Een niet te verwaarlozen deel van de mensheid vindt niet alleen de eigen opbrengsten belangrijk, maar ook de fairheid van procedures en uitkomsten
De eerste afwijking van de homo economicus is de bereidheid van dit type mensen om ook de anderen een deel en zelfs een gelijkaardig deel van de koek te geven. In vele gevallen leidt die samenwerking zelfs tot een grotere koek. Deze mensen werken wel samen, maar alleen op voorwaarde dat anderen ook een bijdrage leveren, en dan komt de aap uit de mouw. We zien dit spelen in fenomenen zoals vertrouwen, investeren en arbeidsdifferentiatie. Als er vertrouwen is in de wereld en in de anderen, dan rekenen mensen het ondersteunende gedrag van anderen mee in hun beslissingen. Uiteindelijk komt de houding van dit deel van de bevolking ten goede van de hele economie. Dit fenomeen heeft echter ook een keerzijde. Als de opvatting groeit dat anderen geen bijdrage leveren, dan trekken ook deze mensen zich terug uit het systeem. Belastingsontduiking neemt toe als mensen horen dat anderen het (ongestraft) doen. Corruptie volgt een gelijkaardig patroon. Die gedragspatronen zijn dus ironisch genoeg gevolgen van de bezorgdheid om fairheid en de nauw verwante vrees om te worden uitgebuit.
De tweede afwijking van de homo economicus is de bereidheid van dit type mensen om profiteurs te bestraffen, zelfs al is dat kostelijk voor henzelf. In de macro-economie zien we dit spelen in stakingen of zelfs in de onbereidheid om een soms verantwoordbare loonsverlaging te aanvaarden, bijvoorbeeld in tijden van deflatie. Mensen zijn liever werkloos dan dat ze minder verdienen dan wat ze verwachten (zelfs al is die verwachting niet realistisch). Door geen arbeid meer te leveren, bestraffen ze daarmee de in dit geval rationele werkgever tegen een zware kost voor henzelf, namelijk werkloosheid.
Volgens Akerlof en Schilling is er naast de bezorgdheid om eerlijkheid nog een aspect van de menselijke aard dat onvoldoende begrepen gevolgen heeft voor de macro-economische dynamiek. Het gaat om de menselijke nood aan zingeving. Mensen ordenen de wereld in verhalen, die op zich ook een interpretatiekader schetsen voor nieuwe gebeurtenissen en die vaak collectief gedeeld worden. Verhalen over de wereld in het algemeen en over de economische toestand in het bijzonder zijn dus meer dan individuele zingevende handelingen. Ze oefenen een sterke invloed uit op hoe feiten collectief geduid worden en dus op het daaropvolgende gedrag. Het fenomeen van de selffulfilling prophecy is hier niet vreemd aan. Als Vlamingen bijvoorbeeld blijven denken dat Walen niet hard werken – wat past in een verhaal van een cultuur – dan gaan ze daar bijvoorbeeld bij aanwervingen rekening mee houden. Dit is een voorbeeld van hoe een verhaal een toestand, die economisch suboptimaal is, kan bestendigen.

----------------

▸ **DOEL VAN OPDRACHT**
Geef alsjeblieft voor elke bewering aan of ze klopt met de tekst over fairheid hierboven: (a) belastingontduiking neemt toe als mensen horen dat anderen het ongestraft doen; (b) in tijden van deflatie aanvaarden mensen een loonsverlaging gemakkelijk; (c) volgens Akerlof en Schilling heeft de menselijke nood aan zingeving gevolgen voor de macro-economische dynamiek. Antwoord telkens met ja of nee en citeer de woorden uit de tekst die de doorslag geven.

▸ **GEGEVENSSET**
----------------

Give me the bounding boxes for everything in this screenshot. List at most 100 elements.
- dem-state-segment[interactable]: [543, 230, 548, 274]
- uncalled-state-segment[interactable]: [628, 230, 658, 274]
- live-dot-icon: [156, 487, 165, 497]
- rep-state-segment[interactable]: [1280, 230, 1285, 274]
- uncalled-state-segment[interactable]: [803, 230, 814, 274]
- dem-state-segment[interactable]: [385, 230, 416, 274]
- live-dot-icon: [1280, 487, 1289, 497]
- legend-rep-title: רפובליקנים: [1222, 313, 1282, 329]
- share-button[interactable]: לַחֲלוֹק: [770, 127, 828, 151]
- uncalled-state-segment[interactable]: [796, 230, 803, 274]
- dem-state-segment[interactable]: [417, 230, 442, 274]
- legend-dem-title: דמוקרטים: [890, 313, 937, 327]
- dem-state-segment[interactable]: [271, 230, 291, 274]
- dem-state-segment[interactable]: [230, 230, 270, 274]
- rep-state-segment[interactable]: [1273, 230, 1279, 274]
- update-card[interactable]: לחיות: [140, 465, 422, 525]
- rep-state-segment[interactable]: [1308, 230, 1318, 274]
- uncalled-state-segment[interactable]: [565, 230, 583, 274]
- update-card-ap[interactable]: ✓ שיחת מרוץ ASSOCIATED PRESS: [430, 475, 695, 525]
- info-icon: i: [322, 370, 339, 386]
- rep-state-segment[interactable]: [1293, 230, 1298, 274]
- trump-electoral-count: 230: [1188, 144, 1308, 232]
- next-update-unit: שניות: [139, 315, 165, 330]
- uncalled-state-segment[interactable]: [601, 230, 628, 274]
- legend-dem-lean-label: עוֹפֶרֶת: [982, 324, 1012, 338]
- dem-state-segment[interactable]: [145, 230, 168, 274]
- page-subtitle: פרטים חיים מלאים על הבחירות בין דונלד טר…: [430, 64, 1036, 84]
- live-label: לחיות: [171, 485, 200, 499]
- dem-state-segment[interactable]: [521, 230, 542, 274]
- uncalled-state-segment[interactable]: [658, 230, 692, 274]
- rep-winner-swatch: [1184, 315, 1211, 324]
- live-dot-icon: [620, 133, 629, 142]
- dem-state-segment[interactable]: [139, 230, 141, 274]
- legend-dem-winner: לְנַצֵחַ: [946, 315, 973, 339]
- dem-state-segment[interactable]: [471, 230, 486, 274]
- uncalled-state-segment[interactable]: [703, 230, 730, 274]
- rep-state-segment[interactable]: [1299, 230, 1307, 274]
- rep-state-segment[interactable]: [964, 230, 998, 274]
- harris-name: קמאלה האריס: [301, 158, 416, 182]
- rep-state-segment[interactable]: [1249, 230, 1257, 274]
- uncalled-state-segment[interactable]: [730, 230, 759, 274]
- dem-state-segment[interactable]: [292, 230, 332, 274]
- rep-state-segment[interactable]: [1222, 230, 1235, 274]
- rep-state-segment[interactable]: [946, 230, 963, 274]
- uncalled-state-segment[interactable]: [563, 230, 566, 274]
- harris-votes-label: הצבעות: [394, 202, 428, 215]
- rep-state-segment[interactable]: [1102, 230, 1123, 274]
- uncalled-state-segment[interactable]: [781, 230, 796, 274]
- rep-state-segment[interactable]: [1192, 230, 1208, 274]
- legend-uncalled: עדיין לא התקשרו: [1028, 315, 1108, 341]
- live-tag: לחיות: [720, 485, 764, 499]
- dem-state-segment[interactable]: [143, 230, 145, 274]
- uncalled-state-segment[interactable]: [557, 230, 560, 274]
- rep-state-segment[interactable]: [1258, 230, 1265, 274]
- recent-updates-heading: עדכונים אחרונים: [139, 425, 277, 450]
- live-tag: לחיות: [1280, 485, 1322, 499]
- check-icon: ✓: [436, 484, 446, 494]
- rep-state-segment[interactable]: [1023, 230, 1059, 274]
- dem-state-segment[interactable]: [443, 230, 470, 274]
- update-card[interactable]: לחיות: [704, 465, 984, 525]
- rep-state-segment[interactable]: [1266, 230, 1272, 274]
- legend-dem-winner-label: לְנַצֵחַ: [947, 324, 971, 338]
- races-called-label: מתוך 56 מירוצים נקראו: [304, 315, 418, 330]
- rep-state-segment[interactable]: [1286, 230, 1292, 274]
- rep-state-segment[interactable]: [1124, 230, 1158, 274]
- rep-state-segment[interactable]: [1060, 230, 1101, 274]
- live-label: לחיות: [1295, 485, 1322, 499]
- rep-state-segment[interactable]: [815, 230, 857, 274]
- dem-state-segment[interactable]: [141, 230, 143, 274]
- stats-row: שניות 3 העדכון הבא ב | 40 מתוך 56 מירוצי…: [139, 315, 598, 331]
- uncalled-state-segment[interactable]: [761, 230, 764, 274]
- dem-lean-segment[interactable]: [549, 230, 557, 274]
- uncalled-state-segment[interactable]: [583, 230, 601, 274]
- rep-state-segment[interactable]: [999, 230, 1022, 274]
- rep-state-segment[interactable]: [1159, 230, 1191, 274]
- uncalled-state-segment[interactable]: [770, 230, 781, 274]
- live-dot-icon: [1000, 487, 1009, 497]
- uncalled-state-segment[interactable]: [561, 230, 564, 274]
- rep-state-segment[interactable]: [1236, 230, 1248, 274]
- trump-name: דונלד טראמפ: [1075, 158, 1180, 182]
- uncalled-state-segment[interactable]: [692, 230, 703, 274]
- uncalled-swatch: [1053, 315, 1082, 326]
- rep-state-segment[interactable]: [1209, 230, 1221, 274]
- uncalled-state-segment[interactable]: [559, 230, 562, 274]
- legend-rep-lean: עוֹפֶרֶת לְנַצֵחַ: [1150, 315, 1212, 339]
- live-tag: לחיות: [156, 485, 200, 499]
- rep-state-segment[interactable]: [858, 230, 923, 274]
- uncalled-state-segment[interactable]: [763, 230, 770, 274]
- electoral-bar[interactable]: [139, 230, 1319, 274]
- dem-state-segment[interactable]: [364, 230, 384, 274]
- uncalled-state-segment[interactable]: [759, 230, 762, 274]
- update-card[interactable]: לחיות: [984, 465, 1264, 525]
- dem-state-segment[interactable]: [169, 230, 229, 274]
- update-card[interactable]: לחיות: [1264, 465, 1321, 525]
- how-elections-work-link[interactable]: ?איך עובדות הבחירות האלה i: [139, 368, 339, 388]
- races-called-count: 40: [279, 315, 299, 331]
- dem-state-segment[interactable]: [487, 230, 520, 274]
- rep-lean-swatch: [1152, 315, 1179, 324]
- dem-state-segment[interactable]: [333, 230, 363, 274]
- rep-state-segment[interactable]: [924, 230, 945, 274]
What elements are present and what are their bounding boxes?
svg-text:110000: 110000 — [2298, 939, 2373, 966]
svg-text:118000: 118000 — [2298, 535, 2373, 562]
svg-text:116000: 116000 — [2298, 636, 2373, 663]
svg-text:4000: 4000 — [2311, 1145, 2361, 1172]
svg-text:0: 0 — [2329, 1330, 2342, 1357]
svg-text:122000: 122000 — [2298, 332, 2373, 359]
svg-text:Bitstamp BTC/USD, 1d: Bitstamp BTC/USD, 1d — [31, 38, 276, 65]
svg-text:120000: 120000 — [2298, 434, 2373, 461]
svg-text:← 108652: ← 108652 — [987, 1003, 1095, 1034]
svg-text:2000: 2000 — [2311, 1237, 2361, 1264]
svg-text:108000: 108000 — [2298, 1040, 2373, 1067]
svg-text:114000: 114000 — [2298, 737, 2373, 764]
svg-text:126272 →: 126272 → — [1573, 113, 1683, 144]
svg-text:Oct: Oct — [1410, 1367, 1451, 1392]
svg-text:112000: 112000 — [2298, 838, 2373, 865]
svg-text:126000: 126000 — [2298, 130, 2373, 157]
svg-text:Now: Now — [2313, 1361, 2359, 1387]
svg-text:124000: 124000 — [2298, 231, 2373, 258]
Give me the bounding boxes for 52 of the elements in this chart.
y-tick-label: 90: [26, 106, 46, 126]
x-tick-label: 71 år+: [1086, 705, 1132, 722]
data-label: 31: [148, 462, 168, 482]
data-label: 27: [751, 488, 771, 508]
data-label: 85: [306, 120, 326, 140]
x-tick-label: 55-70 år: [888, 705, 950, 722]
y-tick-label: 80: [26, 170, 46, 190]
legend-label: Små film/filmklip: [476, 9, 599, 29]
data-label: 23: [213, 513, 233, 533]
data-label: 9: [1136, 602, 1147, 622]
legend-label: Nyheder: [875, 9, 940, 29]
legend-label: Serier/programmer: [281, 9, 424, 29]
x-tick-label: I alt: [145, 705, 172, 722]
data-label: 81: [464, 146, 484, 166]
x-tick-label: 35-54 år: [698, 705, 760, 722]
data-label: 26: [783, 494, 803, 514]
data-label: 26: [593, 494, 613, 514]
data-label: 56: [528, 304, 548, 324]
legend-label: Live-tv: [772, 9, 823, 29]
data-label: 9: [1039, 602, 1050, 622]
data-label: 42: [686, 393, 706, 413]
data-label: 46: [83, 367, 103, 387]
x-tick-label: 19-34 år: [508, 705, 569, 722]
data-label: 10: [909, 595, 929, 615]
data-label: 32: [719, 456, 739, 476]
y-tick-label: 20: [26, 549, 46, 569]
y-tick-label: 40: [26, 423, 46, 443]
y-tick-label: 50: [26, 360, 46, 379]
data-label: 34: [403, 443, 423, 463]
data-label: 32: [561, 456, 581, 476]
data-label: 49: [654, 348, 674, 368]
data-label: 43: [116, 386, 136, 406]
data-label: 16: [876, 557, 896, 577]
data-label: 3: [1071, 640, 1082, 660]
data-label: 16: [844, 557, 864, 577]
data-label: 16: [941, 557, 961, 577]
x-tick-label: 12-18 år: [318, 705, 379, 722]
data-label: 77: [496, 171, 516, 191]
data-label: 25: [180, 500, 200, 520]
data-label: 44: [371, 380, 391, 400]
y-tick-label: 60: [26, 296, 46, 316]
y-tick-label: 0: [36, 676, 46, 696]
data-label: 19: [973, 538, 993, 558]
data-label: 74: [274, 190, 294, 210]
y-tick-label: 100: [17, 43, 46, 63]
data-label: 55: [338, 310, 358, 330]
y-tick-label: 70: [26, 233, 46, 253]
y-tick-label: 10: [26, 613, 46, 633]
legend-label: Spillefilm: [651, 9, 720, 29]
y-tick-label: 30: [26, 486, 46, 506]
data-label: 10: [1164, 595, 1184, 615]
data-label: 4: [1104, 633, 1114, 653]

----------------

▸ **VOLLEDIG ANTWOORD**
(a) Ja: "Belastingsontduiking neemt toe als mensen horen dat anderen het (ongestraft) doen."
(b) Nee: "Mensen zijn liever werkloos dan dat ze minder verdienen dan wat ze verwachten"
(c) Ja: "nog een aspect van de menselijke aard dat onvoldoende begrepen gevolgen heeft voor de macro-economische dynamiek. Het gaat om de menselijke nood aan zingeving."